━━ Given entries

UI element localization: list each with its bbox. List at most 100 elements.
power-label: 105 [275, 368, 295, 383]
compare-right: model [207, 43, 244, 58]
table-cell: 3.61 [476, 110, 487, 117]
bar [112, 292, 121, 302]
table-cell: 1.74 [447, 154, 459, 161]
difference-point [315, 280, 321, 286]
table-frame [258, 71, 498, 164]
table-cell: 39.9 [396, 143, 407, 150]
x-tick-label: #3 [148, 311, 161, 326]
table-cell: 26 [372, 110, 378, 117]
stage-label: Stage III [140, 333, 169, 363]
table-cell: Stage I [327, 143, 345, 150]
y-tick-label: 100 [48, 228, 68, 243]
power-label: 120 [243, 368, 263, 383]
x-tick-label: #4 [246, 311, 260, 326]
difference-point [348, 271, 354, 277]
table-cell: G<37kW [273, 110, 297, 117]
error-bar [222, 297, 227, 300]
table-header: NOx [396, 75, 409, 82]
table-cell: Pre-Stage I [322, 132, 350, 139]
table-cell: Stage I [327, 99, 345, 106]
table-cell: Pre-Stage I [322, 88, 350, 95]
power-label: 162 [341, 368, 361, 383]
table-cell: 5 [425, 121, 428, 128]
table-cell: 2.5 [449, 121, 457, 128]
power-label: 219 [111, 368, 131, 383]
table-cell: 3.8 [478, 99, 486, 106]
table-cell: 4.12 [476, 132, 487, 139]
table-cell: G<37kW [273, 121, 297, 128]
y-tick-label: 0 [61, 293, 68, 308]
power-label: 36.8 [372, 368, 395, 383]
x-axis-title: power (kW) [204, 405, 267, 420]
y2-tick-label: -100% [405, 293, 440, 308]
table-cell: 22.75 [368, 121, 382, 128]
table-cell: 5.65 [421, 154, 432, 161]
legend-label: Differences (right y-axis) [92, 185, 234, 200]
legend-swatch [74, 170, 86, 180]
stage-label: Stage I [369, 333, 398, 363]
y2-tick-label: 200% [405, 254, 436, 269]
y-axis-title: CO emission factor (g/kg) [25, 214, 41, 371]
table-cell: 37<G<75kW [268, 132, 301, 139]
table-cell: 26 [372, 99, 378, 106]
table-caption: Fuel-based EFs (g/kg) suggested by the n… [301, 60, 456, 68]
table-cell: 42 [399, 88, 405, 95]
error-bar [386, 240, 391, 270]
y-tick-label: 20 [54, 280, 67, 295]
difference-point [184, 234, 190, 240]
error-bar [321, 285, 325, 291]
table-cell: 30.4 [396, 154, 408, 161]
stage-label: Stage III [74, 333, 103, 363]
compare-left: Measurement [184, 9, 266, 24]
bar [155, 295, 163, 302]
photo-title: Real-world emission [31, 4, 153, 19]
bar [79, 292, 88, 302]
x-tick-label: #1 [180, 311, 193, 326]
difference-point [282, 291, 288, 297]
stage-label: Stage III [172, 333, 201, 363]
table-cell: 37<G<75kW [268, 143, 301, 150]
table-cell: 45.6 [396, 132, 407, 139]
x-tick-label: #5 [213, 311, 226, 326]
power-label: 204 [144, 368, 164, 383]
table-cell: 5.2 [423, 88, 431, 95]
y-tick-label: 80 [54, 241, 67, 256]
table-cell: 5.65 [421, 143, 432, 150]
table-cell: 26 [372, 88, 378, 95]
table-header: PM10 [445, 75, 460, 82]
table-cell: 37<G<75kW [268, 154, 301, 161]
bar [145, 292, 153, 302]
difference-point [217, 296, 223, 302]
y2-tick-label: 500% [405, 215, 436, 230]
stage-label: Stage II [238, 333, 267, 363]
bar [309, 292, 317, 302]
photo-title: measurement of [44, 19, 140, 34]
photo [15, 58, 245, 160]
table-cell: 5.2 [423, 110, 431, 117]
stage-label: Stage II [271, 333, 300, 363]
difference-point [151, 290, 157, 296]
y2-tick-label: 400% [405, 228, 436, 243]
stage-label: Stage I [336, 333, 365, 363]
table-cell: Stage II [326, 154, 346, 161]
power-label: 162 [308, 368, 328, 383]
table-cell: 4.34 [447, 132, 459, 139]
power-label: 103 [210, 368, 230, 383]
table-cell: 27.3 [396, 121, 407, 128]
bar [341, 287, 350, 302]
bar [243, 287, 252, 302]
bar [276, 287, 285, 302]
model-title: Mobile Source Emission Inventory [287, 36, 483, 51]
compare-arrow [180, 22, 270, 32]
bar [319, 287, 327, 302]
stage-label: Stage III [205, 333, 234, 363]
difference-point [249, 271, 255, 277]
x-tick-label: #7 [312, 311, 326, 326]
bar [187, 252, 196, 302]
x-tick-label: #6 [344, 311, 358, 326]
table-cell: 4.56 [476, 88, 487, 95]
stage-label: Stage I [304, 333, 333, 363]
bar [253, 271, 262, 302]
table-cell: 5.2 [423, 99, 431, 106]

━━━━

▸ **Written task**:
Count how many lines of the material contain the string "axis". Give only the number.

▸ **Solution to the exercise**:
3